***** Data extract *****

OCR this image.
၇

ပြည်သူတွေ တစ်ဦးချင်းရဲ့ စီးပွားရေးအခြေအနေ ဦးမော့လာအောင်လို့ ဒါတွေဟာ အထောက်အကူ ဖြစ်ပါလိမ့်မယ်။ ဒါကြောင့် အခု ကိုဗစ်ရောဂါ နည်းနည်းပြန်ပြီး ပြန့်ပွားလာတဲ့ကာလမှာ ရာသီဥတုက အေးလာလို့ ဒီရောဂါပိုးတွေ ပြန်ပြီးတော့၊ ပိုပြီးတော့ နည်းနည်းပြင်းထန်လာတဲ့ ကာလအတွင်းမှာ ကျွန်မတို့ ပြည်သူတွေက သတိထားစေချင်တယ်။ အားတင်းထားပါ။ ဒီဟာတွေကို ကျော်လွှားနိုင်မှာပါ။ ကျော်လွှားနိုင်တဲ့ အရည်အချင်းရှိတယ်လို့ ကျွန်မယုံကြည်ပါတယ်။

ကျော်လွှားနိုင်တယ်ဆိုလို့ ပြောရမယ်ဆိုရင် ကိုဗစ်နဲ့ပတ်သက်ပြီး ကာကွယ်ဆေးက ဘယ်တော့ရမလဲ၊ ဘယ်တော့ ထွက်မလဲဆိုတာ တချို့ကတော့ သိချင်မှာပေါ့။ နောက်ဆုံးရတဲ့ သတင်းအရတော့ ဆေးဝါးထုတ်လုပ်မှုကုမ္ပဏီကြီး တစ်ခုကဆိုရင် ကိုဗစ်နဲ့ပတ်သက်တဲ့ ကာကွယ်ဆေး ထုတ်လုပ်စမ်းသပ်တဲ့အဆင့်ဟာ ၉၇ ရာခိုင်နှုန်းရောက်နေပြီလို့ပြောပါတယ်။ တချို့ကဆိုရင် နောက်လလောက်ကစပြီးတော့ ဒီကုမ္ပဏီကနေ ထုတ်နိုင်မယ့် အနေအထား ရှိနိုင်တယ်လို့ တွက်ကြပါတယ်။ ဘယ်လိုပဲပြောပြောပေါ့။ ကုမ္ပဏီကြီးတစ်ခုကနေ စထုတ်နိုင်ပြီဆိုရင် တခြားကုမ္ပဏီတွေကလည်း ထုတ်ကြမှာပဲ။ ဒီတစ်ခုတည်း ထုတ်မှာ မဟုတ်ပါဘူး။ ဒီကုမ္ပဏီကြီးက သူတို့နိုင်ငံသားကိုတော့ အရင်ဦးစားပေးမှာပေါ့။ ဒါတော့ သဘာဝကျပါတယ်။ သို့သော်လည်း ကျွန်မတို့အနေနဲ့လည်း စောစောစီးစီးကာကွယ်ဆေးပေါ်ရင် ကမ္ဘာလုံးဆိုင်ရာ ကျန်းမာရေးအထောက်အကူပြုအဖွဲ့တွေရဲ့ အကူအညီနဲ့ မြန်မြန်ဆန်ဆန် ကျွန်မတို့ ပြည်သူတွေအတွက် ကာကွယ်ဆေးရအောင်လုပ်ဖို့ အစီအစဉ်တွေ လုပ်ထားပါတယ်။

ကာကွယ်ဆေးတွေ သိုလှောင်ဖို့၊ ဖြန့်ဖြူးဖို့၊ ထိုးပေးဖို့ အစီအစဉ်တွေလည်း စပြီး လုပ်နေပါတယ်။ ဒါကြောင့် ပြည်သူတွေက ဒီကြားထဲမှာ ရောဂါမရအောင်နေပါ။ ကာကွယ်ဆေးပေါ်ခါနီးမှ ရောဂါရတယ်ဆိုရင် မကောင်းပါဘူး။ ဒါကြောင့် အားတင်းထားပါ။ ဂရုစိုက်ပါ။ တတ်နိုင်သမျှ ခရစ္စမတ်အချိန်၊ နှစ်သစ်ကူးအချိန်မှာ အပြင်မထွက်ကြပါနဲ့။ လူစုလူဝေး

*****
***** Data extract *****

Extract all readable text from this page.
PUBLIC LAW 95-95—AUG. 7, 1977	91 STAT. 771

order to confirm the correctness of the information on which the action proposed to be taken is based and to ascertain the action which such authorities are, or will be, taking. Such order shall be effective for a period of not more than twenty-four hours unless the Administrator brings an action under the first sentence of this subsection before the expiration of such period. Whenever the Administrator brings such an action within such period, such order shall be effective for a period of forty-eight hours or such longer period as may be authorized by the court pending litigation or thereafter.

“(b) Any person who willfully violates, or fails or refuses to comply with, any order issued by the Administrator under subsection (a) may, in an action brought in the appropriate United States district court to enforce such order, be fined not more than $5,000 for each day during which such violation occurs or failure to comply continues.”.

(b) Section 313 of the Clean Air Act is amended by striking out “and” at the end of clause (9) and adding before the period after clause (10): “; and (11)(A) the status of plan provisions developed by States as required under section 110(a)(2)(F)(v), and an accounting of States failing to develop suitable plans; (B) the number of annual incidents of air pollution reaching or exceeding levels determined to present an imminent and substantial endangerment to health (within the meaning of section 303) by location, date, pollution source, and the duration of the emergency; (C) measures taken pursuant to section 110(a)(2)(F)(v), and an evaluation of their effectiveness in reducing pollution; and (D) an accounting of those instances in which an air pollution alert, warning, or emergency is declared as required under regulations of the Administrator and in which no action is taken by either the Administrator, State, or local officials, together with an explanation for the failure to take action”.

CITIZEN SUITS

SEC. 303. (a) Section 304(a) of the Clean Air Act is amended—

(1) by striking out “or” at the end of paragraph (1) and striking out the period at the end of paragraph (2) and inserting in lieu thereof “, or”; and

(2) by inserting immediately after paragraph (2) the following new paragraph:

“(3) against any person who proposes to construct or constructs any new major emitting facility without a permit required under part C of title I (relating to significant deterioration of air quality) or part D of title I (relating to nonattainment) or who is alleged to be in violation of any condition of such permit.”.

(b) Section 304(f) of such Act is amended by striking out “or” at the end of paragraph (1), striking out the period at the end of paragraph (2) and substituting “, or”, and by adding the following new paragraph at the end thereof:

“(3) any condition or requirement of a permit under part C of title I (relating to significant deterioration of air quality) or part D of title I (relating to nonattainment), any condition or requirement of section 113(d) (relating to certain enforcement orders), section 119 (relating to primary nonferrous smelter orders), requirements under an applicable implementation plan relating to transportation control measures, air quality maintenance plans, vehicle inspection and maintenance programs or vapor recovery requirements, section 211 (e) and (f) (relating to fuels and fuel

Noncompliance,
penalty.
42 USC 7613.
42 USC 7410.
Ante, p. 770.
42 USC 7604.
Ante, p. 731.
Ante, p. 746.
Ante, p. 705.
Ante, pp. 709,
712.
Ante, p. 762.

*****
***** Data extract *****

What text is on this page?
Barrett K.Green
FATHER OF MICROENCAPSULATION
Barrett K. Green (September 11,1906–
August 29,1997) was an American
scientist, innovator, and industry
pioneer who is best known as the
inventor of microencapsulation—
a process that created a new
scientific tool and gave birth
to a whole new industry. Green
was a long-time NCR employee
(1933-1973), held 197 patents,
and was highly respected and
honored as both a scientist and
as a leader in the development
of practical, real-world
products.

*****

Among the records above, find each line holding the string "industry" and pull it out.

scientist, innovator, and industry
to a whole new industry. Green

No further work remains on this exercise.